--- OBJETIVO DEL EJERCICIO ---
Presenta como tabla Markdown las líneas de los registros desde el inicio hasta la línea que contiene "- fold-chevron-icon[interactable]: ▾: [454, 133, 457, 139]", ambas incluidas y sin las líneas en blanco. Usa dos columnas: «N.º», con el número de fila, y «Línea», con el texto de cada línea.

--- MATERIAL DE ENTRADA ---
====
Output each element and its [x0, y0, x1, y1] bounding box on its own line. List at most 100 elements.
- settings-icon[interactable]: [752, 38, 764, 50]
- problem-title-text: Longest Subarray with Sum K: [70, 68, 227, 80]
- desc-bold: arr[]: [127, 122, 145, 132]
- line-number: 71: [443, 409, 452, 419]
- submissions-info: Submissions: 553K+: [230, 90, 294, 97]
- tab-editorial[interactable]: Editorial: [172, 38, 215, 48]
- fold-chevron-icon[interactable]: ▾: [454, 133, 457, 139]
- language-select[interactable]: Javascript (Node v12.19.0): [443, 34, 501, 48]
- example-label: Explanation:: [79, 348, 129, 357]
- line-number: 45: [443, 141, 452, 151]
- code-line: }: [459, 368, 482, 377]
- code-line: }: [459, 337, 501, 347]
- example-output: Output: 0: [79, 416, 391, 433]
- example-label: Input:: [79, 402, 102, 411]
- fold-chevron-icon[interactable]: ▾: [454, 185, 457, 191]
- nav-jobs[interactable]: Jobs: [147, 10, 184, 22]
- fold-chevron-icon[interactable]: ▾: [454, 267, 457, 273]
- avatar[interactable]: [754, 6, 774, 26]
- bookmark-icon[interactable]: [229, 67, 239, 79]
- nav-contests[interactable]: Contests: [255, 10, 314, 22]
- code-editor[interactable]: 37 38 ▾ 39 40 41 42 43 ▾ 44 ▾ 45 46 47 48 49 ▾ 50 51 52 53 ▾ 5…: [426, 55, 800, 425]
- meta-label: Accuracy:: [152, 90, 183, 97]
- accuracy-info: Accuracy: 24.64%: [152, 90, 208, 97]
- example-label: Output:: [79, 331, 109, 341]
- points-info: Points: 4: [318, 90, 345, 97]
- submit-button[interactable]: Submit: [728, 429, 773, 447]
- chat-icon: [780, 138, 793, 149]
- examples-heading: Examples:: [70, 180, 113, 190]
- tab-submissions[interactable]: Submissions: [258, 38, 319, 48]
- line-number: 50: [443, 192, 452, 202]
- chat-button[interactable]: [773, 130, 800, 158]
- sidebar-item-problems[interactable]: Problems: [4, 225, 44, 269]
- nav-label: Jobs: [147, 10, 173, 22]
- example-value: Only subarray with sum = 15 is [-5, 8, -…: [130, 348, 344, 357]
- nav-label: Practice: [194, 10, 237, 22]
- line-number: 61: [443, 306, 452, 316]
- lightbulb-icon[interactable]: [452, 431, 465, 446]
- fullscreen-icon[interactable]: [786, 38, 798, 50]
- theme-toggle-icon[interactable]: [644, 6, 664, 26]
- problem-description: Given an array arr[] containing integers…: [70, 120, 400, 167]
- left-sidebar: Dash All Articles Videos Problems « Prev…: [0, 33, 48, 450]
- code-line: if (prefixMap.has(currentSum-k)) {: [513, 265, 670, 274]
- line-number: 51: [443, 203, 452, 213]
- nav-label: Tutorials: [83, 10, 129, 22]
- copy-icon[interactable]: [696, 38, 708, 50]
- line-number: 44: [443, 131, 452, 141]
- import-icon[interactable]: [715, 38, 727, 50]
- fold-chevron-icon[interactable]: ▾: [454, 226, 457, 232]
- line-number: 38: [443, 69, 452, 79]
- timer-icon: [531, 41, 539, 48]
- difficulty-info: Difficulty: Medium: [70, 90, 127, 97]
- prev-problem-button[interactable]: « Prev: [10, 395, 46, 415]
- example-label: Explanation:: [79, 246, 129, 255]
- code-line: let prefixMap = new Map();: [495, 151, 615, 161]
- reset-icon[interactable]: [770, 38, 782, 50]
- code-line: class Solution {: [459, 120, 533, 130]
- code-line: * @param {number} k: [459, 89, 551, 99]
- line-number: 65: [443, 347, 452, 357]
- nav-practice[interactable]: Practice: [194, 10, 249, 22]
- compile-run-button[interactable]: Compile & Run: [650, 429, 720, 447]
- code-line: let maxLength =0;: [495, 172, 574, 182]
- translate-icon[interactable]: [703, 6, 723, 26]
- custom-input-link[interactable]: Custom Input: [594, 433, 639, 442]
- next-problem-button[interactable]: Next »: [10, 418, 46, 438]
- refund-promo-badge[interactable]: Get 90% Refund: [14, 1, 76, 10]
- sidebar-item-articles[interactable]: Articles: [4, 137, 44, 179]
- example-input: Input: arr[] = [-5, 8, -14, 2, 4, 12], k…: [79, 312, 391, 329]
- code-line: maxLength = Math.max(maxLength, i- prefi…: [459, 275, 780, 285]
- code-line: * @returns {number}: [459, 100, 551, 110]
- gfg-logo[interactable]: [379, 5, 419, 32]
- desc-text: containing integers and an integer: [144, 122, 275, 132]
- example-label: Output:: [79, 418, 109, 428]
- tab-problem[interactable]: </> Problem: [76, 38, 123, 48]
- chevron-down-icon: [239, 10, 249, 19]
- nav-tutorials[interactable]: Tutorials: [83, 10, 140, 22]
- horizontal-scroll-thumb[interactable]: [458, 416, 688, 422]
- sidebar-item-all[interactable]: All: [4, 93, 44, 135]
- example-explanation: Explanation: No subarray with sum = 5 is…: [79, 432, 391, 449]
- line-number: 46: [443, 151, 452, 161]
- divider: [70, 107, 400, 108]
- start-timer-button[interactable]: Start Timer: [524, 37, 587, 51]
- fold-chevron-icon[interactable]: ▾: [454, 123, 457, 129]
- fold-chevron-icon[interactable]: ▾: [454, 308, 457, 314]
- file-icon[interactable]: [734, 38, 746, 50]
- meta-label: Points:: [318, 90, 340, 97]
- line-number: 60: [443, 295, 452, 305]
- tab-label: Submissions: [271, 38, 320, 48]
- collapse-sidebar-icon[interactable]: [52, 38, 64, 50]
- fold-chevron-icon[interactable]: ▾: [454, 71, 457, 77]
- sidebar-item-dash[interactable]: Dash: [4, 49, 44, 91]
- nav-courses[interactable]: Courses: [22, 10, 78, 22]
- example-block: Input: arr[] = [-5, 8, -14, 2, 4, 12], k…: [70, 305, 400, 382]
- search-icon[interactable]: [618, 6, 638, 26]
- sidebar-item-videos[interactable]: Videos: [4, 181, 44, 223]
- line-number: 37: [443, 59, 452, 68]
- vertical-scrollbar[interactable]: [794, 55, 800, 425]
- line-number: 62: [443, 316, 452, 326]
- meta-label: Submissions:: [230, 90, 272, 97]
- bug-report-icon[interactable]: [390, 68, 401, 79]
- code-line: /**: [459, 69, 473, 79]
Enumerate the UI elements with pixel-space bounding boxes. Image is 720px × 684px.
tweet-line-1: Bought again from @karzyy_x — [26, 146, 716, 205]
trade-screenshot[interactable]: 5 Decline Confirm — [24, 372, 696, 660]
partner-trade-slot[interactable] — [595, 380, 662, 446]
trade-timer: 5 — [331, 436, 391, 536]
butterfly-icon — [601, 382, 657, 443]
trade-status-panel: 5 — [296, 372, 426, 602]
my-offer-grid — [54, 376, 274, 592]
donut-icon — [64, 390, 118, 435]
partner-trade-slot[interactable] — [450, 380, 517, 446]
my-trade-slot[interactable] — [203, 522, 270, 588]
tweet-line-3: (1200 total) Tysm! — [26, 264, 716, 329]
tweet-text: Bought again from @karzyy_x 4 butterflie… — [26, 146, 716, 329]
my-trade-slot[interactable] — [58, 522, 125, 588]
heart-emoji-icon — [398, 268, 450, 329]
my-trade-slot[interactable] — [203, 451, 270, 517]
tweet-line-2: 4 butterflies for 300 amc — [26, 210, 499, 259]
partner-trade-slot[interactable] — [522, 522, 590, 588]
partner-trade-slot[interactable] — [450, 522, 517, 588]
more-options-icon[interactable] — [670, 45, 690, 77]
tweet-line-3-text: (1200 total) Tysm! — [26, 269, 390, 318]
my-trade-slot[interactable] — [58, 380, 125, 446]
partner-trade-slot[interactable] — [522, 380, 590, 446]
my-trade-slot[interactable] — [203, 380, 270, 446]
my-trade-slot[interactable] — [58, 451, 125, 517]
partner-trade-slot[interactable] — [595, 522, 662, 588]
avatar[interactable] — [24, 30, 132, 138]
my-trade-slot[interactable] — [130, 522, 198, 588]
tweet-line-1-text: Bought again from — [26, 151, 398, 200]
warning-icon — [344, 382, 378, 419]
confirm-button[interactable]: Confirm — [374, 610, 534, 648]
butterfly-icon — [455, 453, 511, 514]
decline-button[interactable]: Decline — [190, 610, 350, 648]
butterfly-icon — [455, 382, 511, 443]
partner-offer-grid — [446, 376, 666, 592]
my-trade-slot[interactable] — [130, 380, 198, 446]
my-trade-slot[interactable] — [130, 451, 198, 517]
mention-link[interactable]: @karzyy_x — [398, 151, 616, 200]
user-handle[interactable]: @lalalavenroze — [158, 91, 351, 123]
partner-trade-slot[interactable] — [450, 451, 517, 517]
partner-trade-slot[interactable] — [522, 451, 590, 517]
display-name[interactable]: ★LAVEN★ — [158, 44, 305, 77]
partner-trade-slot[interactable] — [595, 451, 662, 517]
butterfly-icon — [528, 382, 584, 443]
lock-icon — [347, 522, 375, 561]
====
--- SALIDA COMPLETA ---
| N.º | Línea |
|---|---|
| 1 | Output each element and its [x0, y0, x1, y1] bounding box on its own line. List at most 100 elements. |
| 2 | - settings-icon[interactable]: [752, 38, 764, 50] |
| 3 | - problem-title-text: Longest Subarray with Sum K: [70, 68, 227, 80] |
| 4 | - desc-bold: arr[]: [127, 122, 145, 132] |
| 5 | - line-number: 71: [443, 409, 452, 419] |
| 6 | - submissions-info: Submissions: 553K+: [230, 90, 294, 97] |
| 7 | - tab-editorial[interactable]: Editorial: [172, 38, 215, 48] |
| 8 | - fold-chevron-icon[interactable]: ▾: [454, 133, 457, 139] |